[Records contained in a dataset]
***
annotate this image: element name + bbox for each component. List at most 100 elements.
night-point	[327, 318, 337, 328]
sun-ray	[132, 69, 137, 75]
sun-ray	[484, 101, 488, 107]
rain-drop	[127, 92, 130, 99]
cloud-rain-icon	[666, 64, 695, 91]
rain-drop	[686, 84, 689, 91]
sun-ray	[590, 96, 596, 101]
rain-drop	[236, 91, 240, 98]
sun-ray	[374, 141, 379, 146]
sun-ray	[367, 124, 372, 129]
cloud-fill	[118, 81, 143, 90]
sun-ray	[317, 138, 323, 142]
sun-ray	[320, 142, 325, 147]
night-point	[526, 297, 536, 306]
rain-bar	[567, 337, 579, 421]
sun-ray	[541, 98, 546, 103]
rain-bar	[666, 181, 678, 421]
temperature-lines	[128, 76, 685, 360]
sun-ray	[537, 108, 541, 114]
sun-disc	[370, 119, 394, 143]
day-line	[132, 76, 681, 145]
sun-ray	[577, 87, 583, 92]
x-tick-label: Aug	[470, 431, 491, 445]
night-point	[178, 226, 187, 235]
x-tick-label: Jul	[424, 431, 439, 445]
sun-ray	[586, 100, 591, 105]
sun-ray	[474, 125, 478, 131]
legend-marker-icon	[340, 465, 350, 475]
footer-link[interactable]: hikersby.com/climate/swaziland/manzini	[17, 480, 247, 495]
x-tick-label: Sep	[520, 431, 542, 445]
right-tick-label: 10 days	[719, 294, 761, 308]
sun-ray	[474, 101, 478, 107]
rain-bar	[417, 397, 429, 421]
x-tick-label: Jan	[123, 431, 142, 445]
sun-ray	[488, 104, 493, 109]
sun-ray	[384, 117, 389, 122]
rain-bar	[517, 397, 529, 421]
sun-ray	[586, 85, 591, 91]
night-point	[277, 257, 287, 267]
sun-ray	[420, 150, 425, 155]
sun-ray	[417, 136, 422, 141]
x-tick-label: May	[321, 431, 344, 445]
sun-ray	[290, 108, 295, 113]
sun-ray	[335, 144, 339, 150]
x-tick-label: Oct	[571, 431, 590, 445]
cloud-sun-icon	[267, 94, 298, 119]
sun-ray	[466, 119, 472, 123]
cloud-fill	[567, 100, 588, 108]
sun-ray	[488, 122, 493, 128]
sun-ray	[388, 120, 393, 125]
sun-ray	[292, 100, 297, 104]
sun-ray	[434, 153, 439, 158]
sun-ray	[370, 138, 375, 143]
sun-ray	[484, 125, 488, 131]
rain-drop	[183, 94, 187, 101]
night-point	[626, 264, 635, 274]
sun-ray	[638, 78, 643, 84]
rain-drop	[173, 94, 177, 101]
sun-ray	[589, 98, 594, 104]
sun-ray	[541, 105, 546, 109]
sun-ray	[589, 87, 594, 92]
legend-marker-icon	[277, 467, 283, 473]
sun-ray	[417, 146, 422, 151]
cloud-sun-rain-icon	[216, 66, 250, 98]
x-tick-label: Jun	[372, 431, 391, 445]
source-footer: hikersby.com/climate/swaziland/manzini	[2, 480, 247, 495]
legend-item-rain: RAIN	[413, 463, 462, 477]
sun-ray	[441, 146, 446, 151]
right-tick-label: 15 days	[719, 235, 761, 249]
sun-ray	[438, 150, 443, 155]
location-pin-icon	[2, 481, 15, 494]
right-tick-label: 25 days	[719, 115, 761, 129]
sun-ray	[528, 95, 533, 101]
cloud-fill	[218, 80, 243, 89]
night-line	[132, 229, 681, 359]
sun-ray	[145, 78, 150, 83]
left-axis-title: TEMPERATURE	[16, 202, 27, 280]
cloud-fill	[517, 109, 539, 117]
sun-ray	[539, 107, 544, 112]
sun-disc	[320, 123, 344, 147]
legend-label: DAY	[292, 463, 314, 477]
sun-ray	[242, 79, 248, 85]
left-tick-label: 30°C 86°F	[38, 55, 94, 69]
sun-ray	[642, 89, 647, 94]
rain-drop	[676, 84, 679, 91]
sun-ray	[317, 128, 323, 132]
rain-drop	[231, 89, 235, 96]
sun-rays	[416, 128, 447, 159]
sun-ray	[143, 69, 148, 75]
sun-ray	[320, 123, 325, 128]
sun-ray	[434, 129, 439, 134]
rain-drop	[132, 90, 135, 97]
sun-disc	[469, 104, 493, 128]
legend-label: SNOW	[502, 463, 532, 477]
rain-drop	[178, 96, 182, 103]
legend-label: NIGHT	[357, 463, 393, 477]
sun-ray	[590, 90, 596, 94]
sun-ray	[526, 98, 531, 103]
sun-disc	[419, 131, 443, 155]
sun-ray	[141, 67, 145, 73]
***
§ What is being asked:
Arrange the items from the very start through the line containing "431, 439, 445]", with that line included, as a JSON list of strings, one string per line. Leave out blank lines.

§ Answer below:
[
  "annotate this image: element name + bbox for each component. List at most 100 elements.",
  "night-point\t[327, 318, 337, 328]",
  "sun-ray\t[132, 69, 137, 75]",
  "sun-ray\t[484, 101, 488, 107]",
  "rain-drop\t[127, 92, 130, 99]",
  "cloud-rain-icon\t[666, 64, 695, 91]",
  "rain-drop\t[686, 84, 689, 91]",
  "sun-ray\t[590, 96, 596, 101]",
  "rain-drop\t[236, 91, 240, 98]",
  "sun-ray\t[374, 141, 379, 146]",
  "sun-ray\t[367, 124, 372, 129]",
  "cloud-fill\t[118, 81, 143, 90]",
  "sun-ray\t[317, 138, 323, 142]",
  "sun-ray\t[320, 142, 325, 147]",
  "night-point\t[526, 297, 536, 306]",
  "rain-bar\t[567, 337, 579, 421]",
  "sun-ray\t[541, 98, 546, 103]",
  "rain-bar\t[666, 181, 678, 421]",
  "temperature-lines\t[128, 76, 685, 360]",
  "sun-ray\t[537, 108, 541, 114]",
  "sun-disc\t[370, 119, 394, 143]",
  "day-line\t[132, 76, 681, 145]",
  "sun-ray\t[577, 87, 583, 92]",
  "x-tick-label: Aug\t[470, 431, 491, 445]",
  "night-point\t[178, 226, 187, 235]",
  "x-tick-label: Jul\t[424, 431, 439, 445]"
]